Texte à lire>
· · · · · · ·

Mise à jour du 19 juillet 2021
On n’est pas du genre à dire « on vous l’avait bien dit », mais… on vous l’avait bien dit !
Julia Ducournau remporte la Palme d’or avec Titane, faisant rentrer le festival dans l’Histoire !
Mati Diop, juré cette année au Festival de Cannes, déclarait en conférence de presse :
« Ce n’est pas le 74e Festival de Cannes, c’est le premier d’une nouvelle ère. »
En effet, le choix de cette Palme d’or, accompagné par le chaos sympathique de la cérémonie de clôture — Spike Lee balance la Palme d’or à deux minutes d’antenne après un quiproquo linguistique — redonne au Festival de Cannes un peu de vie, un peu de panache, et se met au goût du jour après une année d’interruption.
En remettant la Palme d’or à Julia Ducournau, Spike Lee et son équipe de jurés font rentrer ce festival dans l’histoire pour quatre raisons :
- C’est la première Palme d’or attribuée à une femme seule. Jane Campion avait bien reçu une Palme d’or en 1993 pour La Leçon de piano mais avait dû la partager avec Chen Kaige pour Adieu ma concubine.

· · · · · · ·

Éléments>
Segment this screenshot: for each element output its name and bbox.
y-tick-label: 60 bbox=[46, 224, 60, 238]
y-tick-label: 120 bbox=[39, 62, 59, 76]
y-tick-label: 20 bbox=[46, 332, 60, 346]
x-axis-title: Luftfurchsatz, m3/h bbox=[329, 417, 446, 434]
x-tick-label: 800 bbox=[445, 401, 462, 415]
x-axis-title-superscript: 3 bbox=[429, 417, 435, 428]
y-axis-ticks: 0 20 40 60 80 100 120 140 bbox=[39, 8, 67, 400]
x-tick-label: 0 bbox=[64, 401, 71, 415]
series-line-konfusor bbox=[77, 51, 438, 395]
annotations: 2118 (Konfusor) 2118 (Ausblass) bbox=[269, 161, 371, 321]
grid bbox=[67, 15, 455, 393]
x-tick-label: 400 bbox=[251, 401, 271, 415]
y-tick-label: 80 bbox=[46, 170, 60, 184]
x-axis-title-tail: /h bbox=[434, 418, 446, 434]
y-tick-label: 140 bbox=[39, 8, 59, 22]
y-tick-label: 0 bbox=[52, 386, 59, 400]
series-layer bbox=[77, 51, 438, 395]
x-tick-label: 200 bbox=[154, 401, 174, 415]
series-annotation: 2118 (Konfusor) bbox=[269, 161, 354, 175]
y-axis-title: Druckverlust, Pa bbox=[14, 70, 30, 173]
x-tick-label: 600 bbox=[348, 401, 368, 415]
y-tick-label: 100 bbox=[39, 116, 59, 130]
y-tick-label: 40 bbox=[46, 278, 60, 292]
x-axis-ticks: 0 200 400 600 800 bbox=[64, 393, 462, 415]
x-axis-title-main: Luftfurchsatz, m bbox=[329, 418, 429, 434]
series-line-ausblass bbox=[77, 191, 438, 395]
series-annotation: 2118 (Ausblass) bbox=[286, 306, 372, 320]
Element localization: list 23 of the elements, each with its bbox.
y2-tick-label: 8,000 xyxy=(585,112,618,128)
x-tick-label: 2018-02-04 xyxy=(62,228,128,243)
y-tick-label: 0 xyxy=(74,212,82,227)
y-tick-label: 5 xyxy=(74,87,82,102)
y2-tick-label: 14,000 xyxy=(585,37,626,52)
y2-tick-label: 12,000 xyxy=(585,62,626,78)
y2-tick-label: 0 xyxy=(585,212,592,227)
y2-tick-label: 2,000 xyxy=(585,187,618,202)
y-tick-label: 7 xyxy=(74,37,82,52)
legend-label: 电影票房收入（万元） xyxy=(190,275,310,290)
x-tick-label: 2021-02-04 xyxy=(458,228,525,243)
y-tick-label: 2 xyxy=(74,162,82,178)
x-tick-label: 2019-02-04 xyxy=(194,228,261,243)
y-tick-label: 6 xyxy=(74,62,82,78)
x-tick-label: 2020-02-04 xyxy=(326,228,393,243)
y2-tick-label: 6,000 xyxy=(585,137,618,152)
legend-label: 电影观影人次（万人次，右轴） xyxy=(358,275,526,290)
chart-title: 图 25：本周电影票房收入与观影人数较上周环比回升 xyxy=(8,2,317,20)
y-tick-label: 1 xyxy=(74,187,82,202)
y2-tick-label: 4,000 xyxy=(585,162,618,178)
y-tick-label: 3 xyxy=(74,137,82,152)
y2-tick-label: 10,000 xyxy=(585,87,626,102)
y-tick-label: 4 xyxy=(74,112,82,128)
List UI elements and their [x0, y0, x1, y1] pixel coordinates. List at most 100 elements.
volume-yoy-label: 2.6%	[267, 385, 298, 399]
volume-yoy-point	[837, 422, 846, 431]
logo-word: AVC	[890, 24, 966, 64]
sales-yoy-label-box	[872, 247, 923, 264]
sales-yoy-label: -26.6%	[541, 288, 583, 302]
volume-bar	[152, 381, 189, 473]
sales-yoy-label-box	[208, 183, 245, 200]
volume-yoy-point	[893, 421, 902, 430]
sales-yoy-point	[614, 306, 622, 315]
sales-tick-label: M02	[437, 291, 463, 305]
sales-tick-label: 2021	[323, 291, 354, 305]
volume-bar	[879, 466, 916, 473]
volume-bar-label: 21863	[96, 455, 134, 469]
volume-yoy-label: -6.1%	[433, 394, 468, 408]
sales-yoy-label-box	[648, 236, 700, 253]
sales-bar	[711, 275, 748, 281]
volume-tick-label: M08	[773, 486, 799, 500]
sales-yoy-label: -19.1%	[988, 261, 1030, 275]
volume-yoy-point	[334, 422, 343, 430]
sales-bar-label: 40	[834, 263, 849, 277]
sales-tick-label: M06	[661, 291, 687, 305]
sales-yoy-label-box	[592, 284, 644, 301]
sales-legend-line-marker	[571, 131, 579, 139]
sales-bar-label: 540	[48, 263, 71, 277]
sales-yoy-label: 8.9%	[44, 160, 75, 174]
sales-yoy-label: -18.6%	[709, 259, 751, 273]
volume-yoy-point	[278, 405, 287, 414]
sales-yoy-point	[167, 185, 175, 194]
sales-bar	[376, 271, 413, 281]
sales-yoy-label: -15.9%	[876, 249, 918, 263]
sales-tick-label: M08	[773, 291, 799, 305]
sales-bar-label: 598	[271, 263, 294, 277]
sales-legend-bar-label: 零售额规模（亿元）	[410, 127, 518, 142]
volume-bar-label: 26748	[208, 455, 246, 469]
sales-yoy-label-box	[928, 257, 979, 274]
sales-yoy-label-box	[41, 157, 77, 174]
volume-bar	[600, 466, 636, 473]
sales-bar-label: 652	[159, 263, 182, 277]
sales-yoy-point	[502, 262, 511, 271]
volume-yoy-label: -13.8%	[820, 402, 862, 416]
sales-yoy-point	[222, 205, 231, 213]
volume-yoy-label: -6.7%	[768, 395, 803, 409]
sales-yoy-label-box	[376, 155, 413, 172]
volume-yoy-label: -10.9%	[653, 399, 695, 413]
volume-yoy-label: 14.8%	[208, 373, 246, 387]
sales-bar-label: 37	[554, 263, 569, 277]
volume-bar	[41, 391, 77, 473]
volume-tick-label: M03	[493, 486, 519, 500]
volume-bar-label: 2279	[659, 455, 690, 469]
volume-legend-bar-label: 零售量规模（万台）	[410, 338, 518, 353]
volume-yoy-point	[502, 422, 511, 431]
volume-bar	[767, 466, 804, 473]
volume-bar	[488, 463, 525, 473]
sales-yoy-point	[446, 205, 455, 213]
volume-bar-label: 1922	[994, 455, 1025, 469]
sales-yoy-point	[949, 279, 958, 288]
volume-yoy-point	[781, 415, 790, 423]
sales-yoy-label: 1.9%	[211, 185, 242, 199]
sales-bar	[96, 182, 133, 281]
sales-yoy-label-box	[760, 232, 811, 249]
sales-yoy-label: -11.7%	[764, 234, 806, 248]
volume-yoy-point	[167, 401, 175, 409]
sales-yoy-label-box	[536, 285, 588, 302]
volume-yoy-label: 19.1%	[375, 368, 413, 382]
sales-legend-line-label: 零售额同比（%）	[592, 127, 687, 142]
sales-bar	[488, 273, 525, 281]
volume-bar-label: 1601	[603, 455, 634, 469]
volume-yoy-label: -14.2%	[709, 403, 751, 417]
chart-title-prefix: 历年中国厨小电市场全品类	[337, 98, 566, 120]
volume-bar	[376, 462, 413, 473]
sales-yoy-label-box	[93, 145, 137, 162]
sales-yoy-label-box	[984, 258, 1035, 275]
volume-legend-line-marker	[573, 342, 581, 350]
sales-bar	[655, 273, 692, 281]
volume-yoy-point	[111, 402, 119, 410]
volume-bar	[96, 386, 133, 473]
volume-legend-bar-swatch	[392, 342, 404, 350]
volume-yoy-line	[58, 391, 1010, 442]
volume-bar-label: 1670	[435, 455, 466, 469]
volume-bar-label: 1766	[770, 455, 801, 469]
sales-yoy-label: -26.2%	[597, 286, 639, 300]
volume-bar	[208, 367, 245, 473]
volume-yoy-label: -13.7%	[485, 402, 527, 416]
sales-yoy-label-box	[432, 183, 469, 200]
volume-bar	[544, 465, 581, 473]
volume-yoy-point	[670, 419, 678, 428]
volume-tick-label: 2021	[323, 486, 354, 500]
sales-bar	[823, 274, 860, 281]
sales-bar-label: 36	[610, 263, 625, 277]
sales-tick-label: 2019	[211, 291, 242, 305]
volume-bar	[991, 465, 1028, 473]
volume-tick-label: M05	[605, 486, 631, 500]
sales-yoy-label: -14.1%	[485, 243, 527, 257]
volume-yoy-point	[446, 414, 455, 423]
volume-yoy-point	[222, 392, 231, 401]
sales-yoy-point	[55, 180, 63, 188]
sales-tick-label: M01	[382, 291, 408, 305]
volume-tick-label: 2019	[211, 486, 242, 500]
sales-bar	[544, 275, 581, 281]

· · · · · · ·

Consignes>
1 - Dites si chacune de ces phrases est d'accord avec le texte sur la Palme d'or, par oui ou non, en citant les mots du texte qui le montrent :
(a) Julia Ducournau a gagné la Palme d'or avec Titane.
(b) En 1993, Jane Campion a reçu la Palme d'or seule.
(c) Mati Diop était membre du jury cette année.
2 - Répondez brièvement à ces questions sur le texte sur la Palme d'or :
(a) De quand date la mise à jour ?
(b) Qui balance la Palme d'or à deux minutes d'antenne ?
(c) Pour quel film Jane Campion a-t-elle reçu une Palme d'or en 1993 ?

Corrigé>
1 -
(a) Oui : « Julia Ducournau remporte la Palme d’or avec Titane »
(b) Non : « avait dû la partager avec Chen Kaige pour Adieu ma concubine »
(c) Oui : « Mati Diop, juré cette année au Festival de Cannes »

2 -
(a) Du 19 juillet 2021.
(b) Spike Lee.
(c) La Leçon de piano.